DOCUMENT EXCERPT:
● ● ● ●

Resilient Cyber

You Don't Need A Frontier Model to Find Zero Days


Listen Later

Niels Provos on why you don't need a frontier model to find zero days, why the Vulnpocalypse is overstated, and how security invariants change the game.

Description

Niels Provos has spent twenty-five years in security, from writing bcrypt to running security at Google and Stripe, and he came on to push back on the panic around AI and vulnerabilities. He explains why finding zero days is an orchestration problem rather than a frontier-model problem, using his Iron Curtain runtime and an open-weight model to surface net-new bugs for the cost of a cheap scan. We get into security invariants and egress control, why remediation is the real bottleneck, why AI coding tools ignore the security abstractions you build, and why someone this technical keeps coming back to incentives over technology.

Key takeaways

  • You don't need a frontier model to find zero days. Niels used his Iron Curtain runtime and an open-weight model to surface net-new vulnerabilities, which is why he calls this an orchestration problem rather than a frontier-model problem.

● ● ● ●

EXERCISE:
According to the episode description, how many years has Niels Provos spent in security? The entries that follow come from a separate source.

Annotated element listings:
● ● ● ●

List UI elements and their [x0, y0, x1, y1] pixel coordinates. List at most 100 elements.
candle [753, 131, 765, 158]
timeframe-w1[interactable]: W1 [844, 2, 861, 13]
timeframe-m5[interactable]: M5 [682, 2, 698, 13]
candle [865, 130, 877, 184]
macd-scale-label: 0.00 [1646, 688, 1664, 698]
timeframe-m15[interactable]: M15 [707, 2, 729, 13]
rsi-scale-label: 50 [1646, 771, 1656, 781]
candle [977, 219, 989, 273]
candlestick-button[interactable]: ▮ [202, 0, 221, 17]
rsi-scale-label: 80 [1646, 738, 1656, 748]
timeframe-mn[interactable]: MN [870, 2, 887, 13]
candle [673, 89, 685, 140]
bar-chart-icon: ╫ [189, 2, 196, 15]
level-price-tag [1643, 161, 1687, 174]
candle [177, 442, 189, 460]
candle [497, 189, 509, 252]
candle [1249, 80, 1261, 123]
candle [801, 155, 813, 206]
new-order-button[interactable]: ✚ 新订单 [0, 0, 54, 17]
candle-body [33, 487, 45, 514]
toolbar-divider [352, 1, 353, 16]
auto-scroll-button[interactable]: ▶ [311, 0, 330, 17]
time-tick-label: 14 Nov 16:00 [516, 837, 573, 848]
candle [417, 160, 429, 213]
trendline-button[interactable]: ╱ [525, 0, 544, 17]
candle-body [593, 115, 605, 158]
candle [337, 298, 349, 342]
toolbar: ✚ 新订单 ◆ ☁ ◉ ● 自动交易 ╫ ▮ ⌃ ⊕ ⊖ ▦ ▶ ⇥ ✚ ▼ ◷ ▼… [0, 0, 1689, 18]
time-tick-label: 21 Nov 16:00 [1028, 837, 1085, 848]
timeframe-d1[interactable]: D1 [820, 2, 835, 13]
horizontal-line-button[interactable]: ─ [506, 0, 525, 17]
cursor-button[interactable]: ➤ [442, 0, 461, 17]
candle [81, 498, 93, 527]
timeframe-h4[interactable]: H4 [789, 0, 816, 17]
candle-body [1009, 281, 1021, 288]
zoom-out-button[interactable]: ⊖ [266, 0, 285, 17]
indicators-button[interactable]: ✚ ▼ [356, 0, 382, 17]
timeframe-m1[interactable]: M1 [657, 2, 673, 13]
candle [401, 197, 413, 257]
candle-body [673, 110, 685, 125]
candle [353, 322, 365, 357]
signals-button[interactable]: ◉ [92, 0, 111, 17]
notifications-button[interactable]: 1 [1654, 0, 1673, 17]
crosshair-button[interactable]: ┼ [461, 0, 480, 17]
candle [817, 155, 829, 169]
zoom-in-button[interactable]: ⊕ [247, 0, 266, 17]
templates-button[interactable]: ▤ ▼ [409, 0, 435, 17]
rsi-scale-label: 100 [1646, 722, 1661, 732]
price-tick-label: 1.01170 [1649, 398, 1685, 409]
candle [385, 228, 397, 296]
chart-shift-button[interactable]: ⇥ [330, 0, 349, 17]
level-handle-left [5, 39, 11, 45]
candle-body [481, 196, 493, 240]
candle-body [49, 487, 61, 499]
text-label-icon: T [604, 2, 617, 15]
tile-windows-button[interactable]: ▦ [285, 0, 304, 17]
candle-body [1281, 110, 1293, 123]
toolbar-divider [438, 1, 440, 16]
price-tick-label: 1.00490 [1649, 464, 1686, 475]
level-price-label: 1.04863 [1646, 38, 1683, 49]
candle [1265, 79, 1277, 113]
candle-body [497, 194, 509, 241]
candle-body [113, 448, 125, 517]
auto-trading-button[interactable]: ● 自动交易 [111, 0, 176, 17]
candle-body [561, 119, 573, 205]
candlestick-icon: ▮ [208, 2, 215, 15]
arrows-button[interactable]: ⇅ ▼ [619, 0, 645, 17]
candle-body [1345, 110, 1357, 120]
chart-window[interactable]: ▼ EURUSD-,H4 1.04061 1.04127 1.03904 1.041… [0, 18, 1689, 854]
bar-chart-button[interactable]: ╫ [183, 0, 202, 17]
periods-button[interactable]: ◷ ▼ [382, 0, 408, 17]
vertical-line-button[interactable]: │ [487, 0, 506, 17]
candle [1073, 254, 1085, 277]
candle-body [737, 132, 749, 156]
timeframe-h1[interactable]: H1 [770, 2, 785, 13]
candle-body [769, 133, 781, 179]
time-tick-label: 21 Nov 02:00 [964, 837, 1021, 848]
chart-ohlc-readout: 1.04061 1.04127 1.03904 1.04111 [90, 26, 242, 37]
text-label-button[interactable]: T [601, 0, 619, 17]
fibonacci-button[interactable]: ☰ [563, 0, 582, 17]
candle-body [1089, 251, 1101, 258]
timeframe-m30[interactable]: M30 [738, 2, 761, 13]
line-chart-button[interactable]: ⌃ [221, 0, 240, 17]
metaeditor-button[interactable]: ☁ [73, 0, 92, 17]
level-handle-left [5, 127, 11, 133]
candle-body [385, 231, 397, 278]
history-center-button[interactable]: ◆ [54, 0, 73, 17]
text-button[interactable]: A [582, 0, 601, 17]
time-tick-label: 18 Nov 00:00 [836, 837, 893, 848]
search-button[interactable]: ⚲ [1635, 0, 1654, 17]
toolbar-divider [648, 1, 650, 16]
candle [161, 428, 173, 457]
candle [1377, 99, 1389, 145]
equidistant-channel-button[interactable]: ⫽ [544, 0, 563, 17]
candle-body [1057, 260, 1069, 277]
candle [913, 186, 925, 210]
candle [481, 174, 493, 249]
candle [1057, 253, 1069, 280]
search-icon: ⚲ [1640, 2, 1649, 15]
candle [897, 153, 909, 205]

● ● ● ●

ANSWER FOR THE TASK:
Twenty-five years.